>> START

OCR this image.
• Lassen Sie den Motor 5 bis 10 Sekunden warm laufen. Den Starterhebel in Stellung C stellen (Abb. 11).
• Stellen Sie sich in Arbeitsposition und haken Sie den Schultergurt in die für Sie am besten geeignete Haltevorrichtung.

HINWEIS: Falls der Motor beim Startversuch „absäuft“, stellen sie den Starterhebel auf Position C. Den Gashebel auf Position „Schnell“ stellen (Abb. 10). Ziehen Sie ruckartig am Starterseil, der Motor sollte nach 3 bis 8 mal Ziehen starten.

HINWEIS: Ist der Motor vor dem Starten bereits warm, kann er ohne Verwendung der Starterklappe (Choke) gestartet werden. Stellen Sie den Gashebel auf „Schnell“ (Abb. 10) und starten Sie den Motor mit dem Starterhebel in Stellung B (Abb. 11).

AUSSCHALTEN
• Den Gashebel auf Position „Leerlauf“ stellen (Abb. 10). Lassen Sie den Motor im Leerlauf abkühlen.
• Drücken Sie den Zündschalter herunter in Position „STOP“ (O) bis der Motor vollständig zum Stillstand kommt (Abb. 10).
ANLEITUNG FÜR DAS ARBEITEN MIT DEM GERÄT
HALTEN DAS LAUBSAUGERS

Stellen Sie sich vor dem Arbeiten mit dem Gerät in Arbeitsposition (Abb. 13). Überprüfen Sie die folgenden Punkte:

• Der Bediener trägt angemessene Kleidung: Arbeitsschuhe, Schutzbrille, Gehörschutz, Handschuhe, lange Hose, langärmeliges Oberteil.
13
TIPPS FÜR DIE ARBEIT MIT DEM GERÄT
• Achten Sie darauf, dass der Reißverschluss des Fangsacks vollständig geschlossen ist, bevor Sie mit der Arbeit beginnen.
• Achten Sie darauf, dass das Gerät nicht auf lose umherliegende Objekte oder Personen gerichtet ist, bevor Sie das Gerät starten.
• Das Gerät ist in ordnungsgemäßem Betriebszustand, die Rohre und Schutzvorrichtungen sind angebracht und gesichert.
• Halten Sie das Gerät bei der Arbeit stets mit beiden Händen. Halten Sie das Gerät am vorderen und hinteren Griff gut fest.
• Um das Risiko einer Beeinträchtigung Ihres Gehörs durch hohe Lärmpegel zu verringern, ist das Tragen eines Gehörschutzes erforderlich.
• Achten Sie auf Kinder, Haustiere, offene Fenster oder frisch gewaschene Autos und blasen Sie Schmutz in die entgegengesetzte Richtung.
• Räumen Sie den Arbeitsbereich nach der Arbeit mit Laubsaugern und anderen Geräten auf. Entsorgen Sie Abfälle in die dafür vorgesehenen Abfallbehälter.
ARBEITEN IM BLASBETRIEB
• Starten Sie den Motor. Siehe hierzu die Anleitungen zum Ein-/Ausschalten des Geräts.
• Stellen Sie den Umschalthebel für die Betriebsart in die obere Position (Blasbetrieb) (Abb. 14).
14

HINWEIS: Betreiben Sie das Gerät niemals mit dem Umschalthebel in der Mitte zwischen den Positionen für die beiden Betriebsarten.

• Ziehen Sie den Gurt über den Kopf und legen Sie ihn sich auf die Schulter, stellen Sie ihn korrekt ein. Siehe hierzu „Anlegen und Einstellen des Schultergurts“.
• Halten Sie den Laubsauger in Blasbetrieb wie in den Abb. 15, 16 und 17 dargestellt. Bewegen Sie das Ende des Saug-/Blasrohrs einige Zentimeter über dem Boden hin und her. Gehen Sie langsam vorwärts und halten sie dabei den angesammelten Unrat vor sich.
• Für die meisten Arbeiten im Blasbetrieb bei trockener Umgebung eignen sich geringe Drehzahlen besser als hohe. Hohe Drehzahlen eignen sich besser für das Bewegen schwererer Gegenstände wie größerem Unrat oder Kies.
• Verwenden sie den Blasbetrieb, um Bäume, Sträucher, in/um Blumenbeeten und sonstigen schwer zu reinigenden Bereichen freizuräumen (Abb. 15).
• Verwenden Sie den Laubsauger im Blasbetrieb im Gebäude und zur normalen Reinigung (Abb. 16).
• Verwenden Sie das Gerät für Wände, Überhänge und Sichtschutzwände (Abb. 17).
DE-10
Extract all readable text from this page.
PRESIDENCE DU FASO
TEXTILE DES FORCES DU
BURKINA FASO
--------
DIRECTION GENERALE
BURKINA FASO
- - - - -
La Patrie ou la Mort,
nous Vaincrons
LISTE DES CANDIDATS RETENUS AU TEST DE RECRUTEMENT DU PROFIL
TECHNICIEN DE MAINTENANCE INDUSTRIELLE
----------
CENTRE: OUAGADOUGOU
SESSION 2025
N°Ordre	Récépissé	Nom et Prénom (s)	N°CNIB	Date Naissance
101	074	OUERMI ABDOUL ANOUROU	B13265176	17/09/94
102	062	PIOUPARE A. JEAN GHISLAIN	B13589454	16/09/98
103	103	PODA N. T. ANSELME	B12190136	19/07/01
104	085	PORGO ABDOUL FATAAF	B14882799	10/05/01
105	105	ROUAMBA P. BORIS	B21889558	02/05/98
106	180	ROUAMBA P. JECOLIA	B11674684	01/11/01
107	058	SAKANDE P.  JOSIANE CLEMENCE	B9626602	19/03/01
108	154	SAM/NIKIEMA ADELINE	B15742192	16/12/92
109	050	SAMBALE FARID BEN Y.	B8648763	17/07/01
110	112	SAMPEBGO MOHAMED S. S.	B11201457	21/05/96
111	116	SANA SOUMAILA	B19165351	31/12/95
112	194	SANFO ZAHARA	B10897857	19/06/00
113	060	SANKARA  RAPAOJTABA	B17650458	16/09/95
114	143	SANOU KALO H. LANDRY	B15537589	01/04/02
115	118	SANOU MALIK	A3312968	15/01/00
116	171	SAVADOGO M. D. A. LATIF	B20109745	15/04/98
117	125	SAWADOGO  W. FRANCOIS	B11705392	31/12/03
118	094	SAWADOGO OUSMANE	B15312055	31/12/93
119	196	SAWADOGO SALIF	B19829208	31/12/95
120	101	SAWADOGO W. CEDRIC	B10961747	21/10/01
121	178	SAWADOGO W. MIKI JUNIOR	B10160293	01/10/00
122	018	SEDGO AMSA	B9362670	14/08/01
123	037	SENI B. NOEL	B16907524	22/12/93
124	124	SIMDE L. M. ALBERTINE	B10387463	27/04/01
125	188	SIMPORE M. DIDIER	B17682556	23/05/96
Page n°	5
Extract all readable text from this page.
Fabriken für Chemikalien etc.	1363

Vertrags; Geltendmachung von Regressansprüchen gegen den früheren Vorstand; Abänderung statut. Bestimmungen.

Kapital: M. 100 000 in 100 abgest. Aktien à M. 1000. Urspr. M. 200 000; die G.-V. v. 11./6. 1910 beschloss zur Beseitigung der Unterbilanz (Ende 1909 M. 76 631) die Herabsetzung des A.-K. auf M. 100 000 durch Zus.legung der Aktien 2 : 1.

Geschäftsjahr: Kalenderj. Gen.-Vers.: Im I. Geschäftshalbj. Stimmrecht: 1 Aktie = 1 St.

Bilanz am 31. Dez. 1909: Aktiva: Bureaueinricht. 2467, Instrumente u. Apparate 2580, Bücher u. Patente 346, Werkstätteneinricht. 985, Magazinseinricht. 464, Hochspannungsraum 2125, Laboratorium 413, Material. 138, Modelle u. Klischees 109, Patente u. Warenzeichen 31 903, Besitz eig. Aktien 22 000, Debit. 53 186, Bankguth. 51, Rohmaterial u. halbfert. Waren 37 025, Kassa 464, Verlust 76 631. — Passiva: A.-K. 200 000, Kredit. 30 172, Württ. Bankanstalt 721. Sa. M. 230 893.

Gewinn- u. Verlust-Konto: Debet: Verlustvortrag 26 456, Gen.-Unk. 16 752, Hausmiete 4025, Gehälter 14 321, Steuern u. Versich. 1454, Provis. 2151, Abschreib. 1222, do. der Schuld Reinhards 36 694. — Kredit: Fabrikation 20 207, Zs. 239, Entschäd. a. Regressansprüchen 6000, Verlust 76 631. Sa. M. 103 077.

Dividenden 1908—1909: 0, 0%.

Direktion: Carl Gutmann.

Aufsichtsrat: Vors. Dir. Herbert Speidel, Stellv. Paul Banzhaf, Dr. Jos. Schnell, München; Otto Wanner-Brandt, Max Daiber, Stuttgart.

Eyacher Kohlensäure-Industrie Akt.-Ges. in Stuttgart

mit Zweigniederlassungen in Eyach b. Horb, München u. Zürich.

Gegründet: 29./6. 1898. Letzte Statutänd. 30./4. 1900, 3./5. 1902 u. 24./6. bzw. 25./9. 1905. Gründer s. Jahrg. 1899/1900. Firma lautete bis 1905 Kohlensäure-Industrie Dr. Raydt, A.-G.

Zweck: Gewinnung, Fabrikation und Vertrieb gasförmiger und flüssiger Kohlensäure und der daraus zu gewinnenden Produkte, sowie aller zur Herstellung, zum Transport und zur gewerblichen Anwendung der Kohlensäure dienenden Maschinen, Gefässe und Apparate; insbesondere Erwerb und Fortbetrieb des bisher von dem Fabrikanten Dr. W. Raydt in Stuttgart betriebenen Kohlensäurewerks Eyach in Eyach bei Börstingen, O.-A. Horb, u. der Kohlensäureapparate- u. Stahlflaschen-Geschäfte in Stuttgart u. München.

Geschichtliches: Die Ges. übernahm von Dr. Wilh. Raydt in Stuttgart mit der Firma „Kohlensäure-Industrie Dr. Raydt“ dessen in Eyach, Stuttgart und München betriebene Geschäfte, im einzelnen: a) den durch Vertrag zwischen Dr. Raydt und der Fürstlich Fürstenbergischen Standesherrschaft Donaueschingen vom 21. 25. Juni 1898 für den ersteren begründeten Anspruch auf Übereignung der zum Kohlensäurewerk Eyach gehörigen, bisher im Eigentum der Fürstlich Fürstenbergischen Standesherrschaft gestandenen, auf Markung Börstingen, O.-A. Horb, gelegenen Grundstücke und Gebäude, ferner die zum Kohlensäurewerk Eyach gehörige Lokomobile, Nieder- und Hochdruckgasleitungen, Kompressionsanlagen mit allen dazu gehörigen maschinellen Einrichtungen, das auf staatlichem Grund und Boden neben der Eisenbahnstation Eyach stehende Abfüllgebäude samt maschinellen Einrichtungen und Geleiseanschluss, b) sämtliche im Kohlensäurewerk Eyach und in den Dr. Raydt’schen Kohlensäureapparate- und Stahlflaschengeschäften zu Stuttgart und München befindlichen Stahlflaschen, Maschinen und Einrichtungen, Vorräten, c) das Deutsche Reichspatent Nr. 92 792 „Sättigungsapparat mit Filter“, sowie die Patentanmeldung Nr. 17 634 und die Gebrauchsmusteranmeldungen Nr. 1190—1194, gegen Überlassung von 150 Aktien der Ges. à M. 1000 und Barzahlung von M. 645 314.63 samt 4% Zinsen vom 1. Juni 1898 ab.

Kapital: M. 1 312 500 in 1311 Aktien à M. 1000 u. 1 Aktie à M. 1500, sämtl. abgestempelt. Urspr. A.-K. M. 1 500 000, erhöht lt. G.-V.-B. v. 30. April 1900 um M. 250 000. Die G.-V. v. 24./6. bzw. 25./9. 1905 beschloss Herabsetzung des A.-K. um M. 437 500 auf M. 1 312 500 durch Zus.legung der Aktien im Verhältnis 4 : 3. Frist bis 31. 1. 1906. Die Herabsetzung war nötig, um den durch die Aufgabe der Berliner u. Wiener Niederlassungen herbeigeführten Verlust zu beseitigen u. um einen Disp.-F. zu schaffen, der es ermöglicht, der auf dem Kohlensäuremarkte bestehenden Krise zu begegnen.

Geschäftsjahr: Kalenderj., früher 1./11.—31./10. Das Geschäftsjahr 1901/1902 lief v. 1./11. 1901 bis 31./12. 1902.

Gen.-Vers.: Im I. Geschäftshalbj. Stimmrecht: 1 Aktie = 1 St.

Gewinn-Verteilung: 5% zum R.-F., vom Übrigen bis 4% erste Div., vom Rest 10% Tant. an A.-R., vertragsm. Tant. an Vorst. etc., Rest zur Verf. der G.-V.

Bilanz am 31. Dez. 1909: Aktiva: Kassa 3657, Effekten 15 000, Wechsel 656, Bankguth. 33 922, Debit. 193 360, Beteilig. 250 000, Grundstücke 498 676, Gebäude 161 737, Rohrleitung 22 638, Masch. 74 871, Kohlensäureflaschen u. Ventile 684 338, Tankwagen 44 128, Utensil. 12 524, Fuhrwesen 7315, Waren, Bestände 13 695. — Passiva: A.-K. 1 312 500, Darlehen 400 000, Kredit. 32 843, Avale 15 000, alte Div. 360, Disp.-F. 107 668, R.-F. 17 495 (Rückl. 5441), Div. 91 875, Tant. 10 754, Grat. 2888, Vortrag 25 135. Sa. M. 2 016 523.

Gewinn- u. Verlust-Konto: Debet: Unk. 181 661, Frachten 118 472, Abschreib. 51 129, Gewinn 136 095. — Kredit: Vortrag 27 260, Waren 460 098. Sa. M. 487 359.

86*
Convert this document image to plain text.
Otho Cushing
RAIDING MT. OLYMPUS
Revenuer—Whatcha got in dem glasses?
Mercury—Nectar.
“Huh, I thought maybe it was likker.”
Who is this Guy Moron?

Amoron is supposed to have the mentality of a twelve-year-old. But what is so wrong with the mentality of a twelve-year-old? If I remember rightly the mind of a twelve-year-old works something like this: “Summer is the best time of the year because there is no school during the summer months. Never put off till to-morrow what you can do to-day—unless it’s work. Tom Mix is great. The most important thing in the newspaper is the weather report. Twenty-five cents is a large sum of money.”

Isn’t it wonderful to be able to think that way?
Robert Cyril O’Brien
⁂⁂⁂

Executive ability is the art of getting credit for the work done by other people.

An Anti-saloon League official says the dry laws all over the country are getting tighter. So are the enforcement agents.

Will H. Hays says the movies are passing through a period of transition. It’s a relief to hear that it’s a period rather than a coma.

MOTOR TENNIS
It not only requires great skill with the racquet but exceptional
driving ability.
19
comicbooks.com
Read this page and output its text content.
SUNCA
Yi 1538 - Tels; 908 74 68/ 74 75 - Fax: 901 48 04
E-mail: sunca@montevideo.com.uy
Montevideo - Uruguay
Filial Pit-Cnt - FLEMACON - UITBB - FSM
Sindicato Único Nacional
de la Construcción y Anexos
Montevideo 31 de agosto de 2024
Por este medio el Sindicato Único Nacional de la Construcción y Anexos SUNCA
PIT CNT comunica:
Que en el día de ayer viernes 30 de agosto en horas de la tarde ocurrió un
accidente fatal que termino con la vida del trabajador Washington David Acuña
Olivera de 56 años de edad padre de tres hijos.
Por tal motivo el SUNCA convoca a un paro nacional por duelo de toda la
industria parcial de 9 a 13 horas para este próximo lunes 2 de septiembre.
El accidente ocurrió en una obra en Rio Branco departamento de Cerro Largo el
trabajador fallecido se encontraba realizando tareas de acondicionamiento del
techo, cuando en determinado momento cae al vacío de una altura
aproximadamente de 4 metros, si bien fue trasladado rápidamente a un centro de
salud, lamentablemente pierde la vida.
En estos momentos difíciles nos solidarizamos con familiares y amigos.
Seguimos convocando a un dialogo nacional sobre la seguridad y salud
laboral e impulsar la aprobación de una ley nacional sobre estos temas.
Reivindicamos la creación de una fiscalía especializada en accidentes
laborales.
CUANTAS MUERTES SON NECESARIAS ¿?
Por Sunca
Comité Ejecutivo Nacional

>> END

The task
Using the records above, copy every line that has the word "Debet" in it.

Output for this exercise
Gewinn- u. Verlust-Konto: Debet: Verlustvortrag 26 456, Gen.-Unk. 16 752, Hausmiete 4025, Gehälter 14 321, Steuern u. Versich. 1454, Provis. 2151, Abschreib. 1222, do. der Schuld Reinhards 36 694. — Kredit: Fabrikation 20 207, Zs. 239, Entschäd. a. Regressansprüchen 6000, Verlust 76 631. Sa. M. 103 077.
Gewinn- u. Verlust-Konto: Debet: Unk. 181 661, Frachten 118 472, Abschreib. 51 129, Gewinn 136 095. — Kredit: Vortrag 27 260, Waren 460 098. Sa. M. 487 359.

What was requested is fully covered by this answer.